• _What the task requires_:
Collect each line of the records containing the string "label".

• _The input_:
########
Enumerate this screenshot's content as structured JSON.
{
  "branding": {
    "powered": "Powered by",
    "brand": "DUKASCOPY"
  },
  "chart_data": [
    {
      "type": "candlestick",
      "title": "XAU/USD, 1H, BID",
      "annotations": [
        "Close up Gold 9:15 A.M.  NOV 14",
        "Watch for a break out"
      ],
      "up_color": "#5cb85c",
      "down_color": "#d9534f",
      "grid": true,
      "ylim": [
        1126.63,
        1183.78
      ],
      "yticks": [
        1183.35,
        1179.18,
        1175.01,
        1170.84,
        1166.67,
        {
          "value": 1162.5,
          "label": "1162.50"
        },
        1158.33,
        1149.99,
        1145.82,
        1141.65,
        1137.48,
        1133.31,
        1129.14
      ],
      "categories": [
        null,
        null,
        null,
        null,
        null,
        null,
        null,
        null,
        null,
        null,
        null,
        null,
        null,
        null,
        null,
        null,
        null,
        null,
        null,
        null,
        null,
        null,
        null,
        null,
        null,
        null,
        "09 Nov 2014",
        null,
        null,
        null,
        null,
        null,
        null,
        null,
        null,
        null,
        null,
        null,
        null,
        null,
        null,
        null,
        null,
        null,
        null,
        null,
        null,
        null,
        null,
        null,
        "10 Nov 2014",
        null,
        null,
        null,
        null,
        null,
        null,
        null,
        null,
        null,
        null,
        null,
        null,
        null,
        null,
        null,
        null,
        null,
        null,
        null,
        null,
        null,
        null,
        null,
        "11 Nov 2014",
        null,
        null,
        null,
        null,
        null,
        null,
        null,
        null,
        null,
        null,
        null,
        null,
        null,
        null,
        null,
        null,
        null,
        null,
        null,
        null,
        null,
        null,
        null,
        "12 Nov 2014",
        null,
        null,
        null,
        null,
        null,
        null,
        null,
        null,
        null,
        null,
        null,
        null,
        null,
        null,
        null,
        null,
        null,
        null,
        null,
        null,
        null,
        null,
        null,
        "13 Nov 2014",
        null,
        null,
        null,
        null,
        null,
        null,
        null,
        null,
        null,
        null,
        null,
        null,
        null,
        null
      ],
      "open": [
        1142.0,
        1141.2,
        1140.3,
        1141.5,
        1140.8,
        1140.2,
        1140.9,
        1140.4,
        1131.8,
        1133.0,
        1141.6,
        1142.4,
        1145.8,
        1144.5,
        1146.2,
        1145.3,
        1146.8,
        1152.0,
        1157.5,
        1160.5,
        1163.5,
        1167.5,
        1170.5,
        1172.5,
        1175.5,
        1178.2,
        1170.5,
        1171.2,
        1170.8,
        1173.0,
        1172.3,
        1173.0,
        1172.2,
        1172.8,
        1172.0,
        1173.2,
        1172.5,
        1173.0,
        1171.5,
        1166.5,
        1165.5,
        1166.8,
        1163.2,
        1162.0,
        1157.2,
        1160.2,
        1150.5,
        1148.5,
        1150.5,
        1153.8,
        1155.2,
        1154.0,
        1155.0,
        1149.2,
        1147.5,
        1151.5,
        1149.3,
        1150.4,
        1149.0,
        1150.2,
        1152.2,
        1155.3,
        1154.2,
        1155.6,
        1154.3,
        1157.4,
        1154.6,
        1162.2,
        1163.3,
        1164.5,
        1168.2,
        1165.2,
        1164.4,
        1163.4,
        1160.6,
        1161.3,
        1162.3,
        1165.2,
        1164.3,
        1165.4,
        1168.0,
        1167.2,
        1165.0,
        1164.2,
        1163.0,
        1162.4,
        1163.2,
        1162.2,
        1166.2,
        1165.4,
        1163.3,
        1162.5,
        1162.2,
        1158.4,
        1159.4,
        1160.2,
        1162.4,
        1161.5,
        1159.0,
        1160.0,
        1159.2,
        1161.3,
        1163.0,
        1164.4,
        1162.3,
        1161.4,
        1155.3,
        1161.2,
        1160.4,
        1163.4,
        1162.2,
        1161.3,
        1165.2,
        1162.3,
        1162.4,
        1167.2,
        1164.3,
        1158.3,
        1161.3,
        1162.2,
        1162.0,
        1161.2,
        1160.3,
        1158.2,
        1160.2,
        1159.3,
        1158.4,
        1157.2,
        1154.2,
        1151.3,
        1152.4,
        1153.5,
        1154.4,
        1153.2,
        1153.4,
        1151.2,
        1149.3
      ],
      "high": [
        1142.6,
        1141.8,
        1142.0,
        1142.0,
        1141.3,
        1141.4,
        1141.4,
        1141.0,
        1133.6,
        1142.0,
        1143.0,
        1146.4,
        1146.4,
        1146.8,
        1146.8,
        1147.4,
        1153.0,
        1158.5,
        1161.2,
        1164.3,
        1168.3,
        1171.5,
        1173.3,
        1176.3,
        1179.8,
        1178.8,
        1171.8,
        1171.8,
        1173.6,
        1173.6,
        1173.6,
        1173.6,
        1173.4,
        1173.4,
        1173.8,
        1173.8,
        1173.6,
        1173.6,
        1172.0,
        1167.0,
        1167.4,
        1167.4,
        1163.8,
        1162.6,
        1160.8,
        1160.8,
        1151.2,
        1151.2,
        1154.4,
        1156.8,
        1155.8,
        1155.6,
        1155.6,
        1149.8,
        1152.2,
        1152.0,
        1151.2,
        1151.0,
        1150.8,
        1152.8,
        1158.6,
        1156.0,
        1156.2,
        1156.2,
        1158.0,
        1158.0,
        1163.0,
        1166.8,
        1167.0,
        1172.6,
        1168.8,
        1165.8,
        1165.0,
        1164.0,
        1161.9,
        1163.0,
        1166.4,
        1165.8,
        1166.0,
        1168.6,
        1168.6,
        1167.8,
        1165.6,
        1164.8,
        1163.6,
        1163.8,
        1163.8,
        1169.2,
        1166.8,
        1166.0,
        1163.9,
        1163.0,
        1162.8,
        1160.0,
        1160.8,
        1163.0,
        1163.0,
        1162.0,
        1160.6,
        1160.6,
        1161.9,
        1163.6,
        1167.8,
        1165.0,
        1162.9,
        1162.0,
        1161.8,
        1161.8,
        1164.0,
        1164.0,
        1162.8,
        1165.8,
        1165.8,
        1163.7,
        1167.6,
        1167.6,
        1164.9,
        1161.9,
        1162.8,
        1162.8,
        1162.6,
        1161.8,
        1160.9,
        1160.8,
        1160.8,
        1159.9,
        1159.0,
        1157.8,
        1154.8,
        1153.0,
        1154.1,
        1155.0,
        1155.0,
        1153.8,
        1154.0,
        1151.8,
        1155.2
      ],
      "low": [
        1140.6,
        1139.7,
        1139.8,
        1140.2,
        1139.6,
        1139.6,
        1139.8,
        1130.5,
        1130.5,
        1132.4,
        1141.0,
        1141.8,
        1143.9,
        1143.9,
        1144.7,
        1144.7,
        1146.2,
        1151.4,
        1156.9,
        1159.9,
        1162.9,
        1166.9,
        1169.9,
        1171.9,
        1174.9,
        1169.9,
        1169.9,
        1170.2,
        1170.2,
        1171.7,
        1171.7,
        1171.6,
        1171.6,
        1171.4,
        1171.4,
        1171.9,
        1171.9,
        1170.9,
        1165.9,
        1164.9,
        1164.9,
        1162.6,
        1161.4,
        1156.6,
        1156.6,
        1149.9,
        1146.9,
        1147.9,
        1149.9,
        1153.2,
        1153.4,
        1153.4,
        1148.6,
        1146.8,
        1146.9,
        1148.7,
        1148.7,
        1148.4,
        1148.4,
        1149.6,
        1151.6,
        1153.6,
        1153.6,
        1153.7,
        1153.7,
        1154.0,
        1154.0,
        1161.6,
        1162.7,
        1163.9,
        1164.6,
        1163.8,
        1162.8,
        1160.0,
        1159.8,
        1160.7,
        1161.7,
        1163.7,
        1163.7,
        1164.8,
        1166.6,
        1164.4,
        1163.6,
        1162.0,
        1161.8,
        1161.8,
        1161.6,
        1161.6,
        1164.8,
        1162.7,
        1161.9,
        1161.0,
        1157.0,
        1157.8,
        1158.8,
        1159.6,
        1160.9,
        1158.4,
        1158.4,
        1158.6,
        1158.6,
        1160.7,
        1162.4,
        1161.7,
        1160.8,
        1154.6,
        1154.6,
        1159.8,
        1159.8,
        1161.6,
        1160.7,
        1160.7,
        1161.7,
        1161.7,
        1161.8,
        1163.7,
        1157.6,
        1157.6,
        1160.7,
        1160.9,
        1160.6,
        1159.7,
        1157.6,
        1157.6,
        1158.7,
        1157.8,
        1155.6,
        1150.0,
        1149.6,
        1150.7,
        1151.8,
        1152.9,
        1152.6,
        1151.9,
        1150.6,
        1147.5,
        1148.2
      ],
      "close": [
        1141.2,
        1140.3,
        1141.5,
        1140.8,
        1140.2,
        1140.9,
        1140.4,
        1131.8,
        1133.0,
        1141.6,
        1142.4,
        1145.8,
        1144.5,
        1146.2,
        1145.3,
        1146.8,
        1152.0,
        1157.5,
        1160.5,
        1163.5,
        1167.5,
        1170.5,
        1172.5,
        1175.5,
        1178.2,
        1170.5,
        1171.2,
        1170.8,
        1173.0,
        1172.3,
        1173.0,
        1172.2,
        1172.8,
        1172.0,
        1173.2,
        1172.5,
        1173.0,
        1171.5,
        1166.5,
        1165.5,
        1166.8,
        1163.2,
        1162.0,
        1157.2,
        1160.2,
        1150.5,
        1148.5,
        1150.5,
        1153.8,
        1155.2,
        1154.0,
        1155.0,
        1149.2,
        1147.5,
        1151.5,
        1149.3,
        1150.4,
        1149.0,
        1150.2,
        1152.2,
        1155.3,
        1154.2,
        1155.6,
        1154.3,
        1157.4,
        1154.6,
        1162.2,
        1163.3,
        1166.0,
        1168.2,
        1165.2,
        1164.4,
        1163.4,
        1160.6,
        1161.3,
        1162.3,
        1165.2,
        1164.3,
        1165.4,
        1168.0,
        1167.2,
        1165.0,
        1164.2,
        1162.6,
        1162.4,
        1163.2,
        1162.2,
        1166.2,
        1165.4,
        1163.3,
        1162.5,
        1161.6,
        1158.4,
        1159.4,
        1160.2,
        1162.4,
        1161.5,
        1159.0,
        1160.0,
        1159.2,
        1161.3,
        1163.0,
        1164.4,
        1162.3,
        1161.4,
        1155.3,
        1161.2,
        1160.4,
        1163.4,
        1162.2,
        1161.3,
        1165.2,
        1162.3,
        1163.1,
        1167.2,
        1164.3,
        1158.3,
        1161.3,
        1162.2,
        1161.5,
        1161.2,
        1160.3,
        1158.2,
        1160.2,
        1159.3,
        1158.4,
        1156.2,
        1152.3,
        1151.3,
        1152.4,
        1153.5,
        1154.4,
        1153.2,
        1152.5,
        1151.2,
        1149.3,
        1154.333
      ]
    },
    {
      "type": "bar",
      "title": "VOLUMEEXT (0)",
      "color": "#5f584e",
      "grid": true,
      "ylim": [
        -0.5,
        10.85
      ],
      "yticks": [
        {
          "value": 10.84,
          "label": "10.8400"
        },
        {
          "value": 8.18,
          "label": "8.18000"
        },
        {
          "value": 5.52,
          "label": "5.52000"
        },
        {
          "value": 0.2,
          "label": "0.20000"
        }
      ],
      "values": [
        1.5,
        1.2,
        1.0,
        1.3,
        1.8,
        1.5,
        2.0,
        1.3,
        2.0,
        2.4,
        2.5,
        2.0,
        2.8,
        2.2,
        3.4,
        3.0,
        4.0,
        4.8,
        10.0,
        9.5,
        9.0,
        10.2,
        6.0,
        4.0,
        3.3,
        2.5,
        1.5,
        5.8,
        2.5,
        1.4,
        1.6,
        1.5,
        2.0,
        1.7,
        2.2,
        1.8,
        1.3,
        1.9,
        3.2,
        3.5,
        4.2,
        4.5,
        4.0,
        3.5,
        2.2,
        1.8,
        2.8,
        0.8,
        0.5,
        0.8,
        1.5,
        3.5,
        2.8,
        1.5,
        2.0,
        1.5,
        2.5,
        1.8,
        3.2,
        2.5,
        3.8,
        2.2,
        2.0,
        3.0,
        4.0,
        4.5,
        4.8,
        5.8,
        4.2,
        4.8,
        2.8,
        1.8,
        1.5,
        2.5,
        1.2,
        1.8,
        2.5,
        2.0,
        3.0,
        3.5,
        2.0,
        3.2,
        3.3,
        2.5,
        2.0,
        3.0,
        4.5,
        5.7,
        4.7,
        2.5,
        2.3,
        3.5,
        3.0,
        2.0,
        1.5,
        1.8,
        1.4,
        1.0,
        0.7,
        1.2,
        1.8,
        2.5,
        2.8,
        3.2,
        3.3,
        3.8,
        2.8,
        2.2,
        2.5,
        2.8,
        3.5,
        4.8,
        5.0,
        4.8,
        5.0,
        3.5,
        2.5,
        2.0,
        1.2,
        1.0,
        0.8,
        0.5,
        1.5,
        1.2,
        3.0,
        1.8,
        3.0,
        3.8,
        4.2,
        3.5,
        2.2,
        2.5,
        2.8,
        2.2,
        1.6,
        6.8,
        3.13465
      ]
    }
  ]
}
########
• _Answer for the task_:
          "label": "1162.50"
          "label": "10.8400"
          "label": "8.18000"
          "label": "5.52000"
          "label": "0.20000"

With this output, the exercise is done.